:: DATA SHOWN ::

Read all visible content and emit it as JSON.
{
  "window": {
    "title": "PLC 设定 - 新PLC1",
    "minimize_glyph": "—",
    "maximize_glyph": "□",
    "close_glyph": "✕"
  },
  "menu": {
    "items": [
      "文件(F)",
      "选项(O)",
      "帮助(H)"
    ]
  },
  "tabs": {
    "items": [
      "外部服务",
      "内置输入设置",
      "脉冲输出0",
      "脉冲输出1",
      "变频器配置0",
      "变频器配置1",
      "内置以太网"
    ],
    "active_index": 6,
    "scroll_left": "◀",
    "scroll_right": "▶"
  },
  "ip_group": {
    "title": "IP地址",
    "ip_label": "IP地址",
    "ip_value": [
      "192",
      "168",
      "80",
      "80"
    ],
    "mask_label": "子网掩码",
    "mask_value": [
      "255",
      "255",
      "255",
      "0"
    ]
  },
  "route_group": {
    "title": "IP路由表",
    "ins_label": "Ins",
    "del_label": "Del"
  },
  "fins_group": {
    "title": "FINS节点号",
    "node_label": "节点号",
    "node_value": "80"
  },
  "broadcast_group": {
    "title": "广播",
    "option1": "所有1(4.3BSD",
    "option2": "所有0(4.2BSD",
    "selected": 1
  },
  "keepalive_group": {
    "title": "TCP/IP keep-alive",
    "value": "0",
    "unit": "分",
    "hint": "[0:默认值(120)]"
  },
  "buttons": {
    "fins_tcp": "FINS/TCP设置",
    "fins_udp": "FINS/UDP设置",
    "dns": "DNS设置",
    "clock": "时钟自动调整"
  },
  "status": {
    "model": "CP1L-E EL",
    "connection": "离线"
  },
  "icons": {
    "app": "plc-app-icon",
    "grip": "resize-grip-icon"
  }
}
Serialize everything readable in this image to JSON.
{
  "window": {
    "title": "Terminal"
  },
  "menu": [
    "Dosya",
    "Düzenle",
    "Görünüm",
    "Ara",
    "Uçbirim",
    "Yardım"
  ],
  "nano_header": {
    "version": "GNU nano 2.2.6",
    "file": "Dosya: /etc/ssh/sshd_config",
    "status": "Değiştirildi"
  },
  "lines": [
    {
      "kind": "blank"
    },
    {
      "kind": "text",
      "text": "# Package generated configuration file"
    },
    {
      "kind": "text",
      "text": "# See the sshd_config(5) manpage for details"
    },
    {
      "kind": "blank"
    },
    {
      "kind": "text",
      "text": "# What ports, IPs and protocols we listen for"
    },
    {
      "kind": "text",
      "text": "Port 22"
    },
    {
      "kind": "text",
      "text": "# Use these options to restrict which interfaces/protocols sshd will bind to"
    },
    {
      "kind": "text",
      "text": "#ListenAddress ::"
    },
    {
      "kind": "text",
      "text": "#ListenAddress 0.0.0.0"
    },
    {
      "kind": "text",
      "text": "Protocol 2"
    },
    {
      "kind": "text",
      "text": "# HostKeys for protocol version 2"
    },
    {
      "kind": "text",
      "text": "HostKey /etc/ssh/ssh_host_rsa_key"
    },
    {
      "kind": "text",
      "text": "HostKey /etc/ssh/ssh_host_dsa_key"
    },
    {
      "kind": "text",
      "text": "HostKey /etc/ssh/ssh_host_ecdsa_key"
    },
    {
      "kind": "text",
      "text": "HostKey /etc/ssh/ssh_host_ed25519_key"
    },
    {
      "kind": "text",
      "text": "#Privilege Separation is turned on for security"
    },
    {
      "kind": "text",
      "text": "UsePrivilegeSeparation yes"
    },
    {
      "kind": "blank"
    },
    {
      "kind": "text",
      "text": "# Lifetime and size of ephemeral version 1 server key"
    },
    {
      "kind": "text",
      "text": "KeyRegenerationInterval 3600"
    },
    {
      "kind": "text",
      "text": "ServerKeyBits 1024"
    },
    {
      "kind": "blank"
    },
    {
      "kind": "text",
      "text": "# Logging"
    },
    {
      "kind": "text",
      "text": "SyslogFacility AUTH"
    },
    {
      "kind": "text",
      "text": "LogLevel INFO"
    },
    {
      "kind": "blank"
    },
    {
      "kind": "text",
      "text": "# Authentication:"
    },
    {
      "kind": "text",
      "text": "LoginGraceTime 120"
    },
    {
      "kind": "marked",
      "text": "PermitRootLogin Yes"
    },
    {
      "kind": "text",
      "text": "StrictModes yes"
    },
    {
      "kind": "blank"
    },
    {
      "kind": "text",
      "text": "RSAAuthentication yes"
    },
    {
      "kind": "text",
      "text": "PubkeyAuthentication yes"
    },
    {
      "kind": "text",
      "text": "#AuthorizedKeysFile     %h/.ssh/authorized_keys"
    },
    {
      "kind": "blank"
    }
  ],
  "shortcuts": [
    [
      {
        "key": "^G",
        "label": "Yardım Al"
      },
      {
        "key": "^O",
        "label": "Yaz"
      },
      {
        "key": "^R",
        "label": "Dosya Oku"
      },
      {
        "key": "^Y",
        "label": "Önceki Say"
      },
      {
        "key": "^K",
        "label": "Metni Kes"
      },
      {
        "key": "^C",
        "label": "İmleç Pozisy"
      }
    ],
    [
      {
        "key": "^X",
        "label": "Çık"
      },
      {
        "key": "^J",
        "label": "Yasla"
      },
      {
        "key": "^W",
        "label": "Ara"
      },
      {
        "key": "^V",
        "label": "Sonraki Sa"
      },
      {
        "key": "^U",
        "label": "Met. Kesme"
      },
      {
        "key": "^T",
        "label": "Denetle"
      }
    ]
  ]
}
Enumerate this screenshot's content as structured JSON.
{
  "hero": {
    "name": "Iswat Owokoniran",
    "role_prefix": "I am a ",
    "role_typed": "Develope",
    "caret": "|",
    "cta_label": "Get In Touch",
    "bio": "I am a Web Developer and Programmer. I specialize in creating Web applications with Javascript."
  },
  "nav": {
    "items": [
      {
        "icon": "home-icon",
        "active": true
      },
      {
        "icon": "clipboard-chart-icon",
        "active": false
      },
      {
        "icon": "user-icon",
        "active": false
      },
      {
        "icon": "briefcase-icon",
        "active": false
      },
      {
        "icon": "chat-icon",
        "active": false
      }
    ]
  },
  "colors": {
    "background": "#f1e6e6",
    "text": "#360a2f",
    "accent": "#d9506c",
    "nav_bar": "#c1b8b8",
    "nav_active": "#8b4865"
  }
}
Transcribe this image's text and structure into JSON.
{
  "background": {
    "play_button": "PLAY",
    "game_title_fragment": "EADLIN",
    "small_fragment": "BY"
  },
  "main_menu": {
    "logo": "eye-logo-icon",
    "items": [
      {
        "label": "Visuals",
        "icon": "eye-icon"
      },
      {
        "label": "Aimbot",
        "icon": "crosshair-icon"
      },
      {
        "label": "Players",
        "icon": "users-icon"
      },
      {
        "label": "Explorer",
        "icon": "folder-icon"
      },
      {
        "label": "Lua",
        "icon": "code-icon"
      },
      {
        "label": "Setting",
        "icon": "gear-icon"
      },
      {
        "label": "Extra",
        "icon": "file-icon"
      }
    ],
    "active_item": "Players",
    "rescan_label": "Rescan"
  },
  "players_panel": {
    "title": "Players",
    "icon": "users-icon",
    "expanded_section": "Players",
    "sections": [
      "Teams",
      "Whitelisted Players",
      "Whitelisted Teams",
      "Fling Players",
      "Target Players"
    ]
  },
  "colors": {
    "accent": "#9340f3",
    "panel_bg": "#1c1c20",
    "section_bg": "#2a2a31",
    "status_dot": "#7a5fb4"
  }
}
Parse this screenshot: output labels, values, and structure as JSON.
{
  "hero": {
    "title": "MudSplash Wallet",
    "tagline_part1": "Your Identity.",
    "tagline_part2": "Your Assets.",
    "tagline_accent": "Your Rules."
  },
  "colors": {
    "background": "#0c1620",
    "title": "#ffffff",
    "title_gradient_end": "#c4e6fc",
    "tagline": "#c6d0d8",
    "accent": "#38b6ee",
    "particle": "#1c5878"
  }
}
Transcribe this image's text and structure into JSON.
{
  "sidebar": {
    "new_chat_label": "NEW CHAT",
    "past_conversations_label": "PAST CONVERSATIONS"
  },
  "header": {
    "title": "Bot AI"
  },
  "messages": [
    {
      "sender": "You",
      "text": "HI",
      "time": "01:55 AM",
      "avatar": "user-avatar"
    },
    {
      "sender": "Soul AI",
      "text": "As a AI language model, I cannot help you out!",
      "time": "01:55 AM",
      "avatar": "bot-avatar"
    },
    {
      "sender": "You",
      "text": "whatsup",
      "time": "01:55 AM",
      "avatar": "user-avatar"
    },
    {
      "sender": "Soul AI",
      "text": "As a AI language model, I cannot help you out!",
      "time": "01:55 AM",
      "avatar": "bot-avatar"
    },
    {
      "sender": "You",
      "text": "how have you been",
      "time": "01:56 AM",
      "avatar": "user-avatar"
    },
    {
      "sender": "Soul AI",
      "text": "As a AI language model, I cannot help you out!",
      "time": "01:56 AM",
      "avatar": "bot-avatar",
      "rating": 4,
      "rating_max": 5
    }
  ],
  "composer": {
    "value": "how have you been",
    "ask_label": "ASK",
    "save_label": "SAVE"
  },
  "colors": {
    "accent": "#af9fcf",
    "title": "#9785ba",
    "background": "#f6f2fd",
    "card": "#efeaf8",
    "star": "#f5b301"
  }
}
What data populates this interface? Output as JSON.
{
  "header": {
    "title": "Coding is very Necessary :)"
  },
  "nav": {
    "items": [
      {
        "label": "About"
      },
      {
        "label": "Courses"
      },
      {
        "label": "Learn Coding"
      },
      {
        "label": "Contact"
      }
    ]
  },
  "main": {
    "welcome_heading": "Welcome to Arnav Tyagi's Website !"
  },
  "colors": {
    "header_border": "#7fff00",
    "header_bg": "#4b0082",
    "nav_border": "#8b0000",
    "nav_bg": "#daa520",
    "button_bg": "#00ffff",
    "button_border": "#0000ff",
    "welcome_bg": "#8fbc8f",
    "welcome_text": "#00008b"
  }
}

:::

WORK TO COMPLETE:
Write out again, unchanged, every line from the line containing "What data populates" to the final line of the material above.

PROBLEM SOLUTION:
What data populates this interface? Output as JSON.
{
  "header": {
    "title": "Coding is very Necessary :)"
  },
  "nav": {
    "items": [
      {
        "label": "About"
      },
      {
        "label": "Courses"
      },
      {
        "label": "Learn Coding"
      },
      {
        "label": "Contact"
      }
    ]
  },
  "main": {
    "welcome_heading": "Welcome to Arnav Tyagi's Website !"
  },
  "colors": {
    "header_border": "#7fff00",
    "header_bg": "#4b0082",
    "nav_border": "#8b0000",
    "nav_bg": "#daa520",
    "button_bg": "#00ffff",
    "button_border": "#0000ff",
    "welcome_bg": "#8fbc8f",
    "welcome_text": "#00008b"
  }
}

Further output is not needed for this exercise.